=== Extracted entries ===
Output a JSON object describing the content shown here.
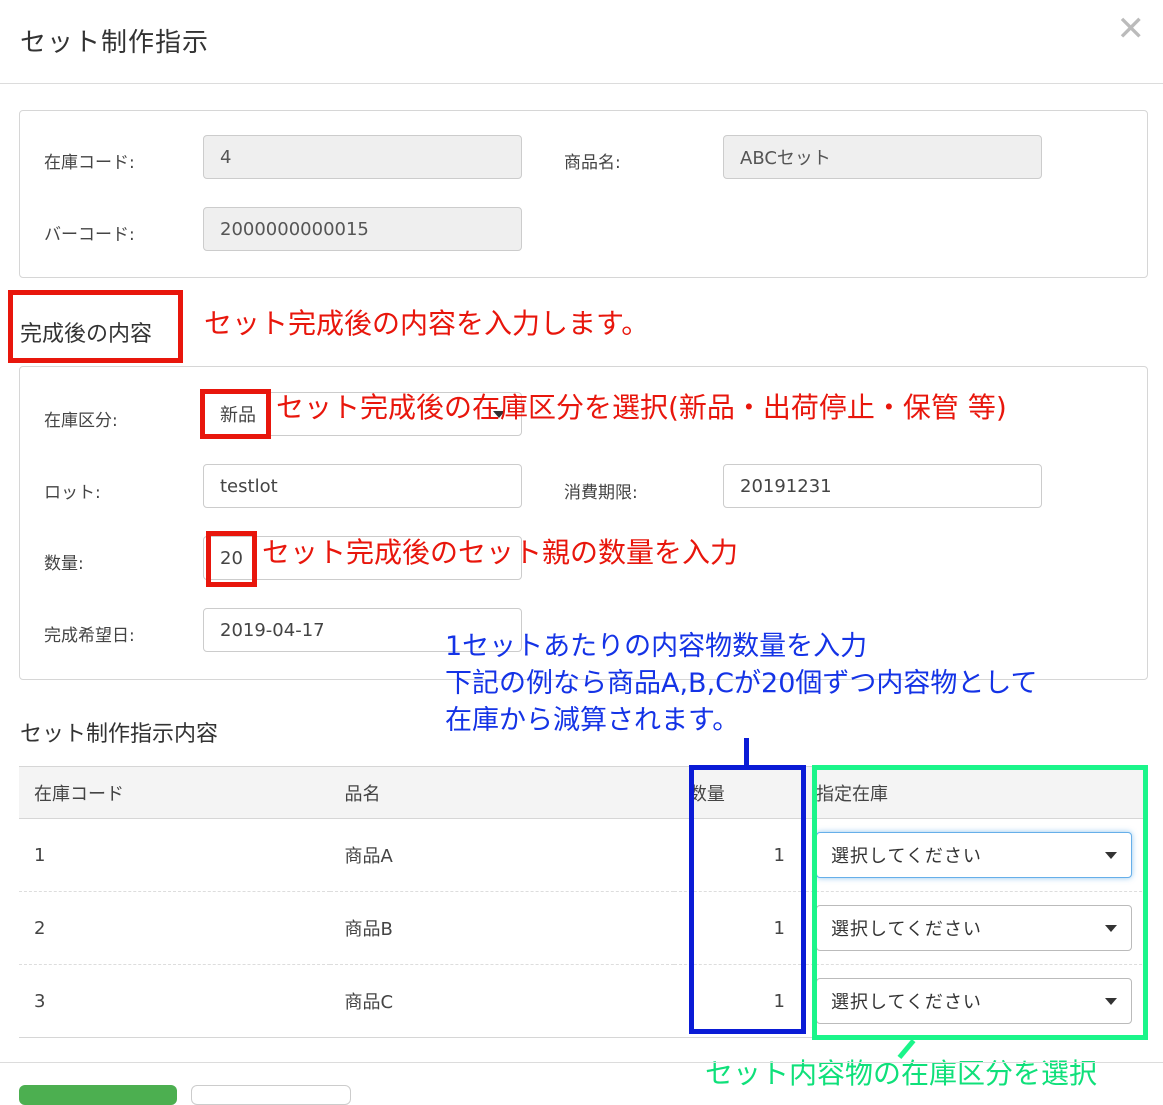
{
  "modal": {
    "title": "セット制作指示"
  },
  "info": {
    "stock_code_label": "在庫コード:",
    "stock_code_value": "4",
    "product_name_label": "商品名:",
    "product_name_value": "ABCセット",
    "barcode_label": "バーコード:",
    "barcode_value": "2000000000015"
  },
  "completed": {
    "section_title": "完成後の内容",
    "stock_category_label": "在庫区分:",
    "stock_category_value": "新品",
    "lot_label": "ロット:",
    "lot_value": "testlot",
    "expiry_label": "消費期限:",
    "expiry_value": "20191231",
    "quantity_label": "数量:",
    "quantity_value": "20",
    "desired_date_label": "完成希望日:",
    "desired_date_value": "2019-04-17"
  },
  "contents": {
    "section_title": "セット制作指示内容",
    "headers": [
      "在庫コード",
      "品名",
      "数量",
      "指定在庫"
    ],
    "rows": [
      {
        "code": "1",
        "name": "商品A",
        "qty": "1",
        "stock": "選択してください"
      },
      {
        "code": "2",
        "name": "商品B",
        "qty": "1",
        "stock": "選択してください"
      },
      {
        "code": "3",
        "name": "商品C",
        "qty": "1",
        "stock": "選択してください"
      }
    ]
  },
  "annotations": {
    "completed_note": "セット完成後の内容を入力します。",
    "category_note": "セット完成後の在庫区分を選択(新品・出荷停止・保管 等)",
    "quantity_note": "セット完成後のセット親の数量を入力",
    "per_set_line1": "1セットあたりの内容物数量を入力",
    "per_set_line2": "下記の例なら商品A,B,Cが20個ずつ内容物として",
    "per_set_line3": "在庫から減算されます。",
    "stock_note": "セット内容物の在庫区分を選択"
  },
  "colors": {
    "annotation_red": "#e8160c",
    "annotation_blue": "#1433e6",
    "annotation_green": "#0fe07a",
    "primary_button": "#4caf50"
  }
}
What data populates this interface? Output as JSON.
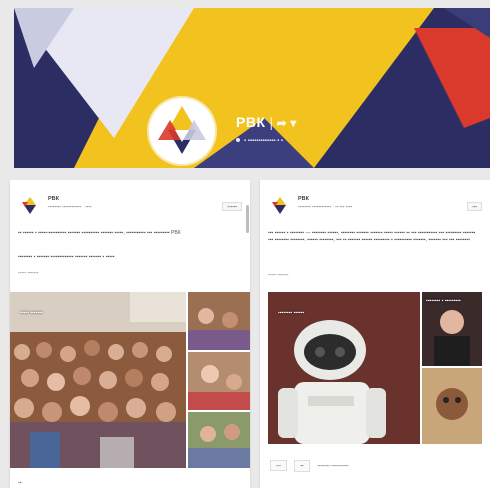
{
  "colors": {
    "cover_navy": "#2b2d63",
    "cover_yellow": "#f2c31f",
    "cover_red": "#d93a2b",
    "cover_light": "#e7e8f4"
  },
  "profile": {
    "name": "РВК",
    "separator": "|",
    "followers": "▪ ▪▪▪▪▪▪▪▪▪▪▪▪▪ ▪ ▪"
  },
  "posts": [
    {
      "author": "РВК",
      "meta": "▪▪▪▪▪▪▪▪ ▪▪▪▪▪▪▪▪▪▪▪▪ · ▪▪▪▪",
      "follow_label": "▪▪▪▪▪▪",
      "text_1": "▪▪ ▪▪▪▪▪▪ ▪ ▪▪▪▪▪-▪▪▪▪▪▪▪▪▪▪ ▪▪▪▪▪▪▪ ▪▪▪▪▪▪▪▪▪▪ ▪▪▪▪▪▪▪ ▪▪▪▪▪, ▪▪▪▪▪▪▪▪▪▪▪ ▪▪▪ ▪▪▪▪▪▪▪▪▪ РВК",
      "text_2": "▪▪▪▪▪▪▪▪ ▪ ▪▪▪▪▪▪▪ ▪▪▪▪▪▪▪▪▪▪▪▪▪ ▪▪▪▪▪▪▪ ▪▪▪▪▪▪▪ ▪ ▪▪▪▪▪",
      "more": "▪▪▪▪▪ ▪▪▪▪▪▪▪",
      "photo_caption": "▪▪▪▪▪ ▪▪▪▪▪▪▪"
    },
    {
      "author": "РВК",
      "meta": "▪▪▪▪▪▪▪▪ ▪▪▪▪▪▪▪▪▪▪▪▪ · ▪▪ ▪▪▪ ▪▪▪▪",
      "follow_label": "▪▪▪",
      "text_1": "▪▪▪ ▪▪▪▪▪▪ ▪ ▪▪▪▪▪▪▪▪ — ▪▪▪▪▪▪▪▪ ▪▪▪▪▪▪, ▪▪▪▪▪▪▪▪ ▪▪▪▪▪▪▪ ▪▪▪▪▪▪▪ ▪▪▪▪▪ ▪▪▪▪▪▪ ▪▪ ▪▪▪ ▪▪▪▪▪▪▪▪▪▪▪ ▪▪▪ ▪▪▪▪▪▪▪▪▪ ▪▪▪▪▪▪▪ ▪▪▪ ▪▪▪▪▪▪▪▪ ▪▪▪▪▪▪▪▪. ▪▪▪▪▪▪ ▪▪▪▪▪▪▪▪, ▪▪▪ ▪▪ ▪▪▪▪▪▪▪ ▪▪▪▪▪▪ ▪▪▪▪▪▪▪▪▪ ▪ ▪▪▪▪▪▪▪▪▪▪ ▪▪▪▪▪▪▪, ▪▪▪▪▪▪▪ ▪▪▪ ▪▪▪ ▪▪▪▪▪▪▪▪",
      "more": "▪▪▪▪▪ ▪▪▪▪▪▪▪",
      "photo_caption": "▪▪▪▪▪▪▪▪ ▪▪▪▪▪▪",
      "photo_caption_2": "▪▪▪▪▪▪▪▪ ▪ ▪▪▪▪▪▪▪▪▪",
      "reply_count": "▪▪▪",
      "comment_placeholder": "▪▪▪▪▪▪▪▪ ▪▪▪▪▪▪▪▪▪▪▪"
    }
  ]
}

=== Instructions to follow ===
Look above for the line containing "What data populates"; output that line and all lines after it through the last one exactly, without the pictures.

=== Reply ===
What data populates this interface? Output as JSON.
{
  "colors": {
    "cover_navy": "#2b2d63",
    "cover_yellow": "#f2c31f",
    "cover_red": "#d93a2b",
    "cover_light": "#e7e8f4"
  },
  "profile": {
    "name": "РВК",
    "separator": "|",
    "followers": "▪ ▪▪▪▪▪▪▪▪▪▪▪▪▪ ▪ ▪"
  },
  "posts": [
    {
      "author": "РВК",
      "meta": "▪▪▪▪▪▪▪▪ ▪▪▪▪▪▪▪▪▪▪▪▪ · ▪▪▪▪",
      "follow_label": "▪▪▪▪▪▪",
      "text_1": "▪▪ ▪▪▪▪▪▪ ▪ ▪▪▪▪▪-▪▪▪▪▪▪▪▪▪▪ ▪▪▪▪▪▪▪ ▪▪▪▪▪▪▪▪▪▪ ▪▪▪▪▪▪▪ ▪▪▪▪▪, ▪▪▪▪▪▪▪▪▪▪▪ ▪▪▪ ▪▪▪▪▪▪▪▪▪ РВК",
      "text_2": "▪▪▪▪▪▪▪▪ ▪ ▪▪▪▪▪▪▪ ▪▪▪▪▪▪▪▪▪▪▪▪▪ ▪▪▪▪▪▪▪ ▪▪▪▪▪▪▪ ▪ ▪▪▪▪▪",
      "more": "▪▪▪▪▪ ▪▪▪▪▪▪▪",
      "photo_caption": "▪▪▪▪▪ ▪▪▪▪▪▪▪"
    },
    {
      "author": "РВК",
      "meta": "▪▪▪▪▪▪▪▪ ▪▪▪▪▪▪▪▪▪▪▪▪ · ▪▪ ▪▪▪ ▪▪▪▪",
      "follow_label": "▪▪▪",
      "text_1": "▪▪▪ ▪▪▪▪▪▪ ▪ ▪▪▪▪▪▪▪▪ — ▪▪▪▪▪▪▪▪ ▪▪▪▪▪▪, ▪▪▪▪▪▪▪▪ ▪▪▪▪▪▪▪ ▪▪▪▪▪▪▪ ▪▪▪▪▪ ▪▪▪▪▪▪ ▪▪ ▪▪▪ ▪▪▪▪▪▪▪▪▪▪▪ ▪▪▪ ▪▪▪▪▪▪▪▪▪ ▪▪▪▪▪▪▪ ▪▪▪ ▪▪▪▪▪▪▪▪ ▪▪▪▪▪▪▪▪. ▪▪▪▪▪▪ ▪▪▪▪▪▪▪▪, ▪▪▪ ▪▪ ▪▪▪▪▪▪▪ ▪▪▪▪▪▪ ▪▪▪▪▪▪▪▪▪ ▪ ▪▪▪▪▪▪▪▪▪▪ ▪▪▪▪▪▪▪, ▪▪▪▪▪▪▪ ▪▪▪ ▪▪▪ ▪▪▪▪▪▪▪▪",
      "more": "▪▪▪▪▪ ▪▪▪▪▪▪▪",
      "photo_caption": "▪▪▪▪▪▪▪▪ ▪▪▪▪▪▪",
      "photo_caption_2": "▪▪▪▪▪▪▪▪ ▪ ▪▪▪▪▪▪▪▪▪",
      "reply_count": "▪▪▪",
      "comment_placeholder": "▪▪▪▪▪▪▪▪ ▪▪▪▪▪▪▪▪▪▪▪"
    }
  ]
}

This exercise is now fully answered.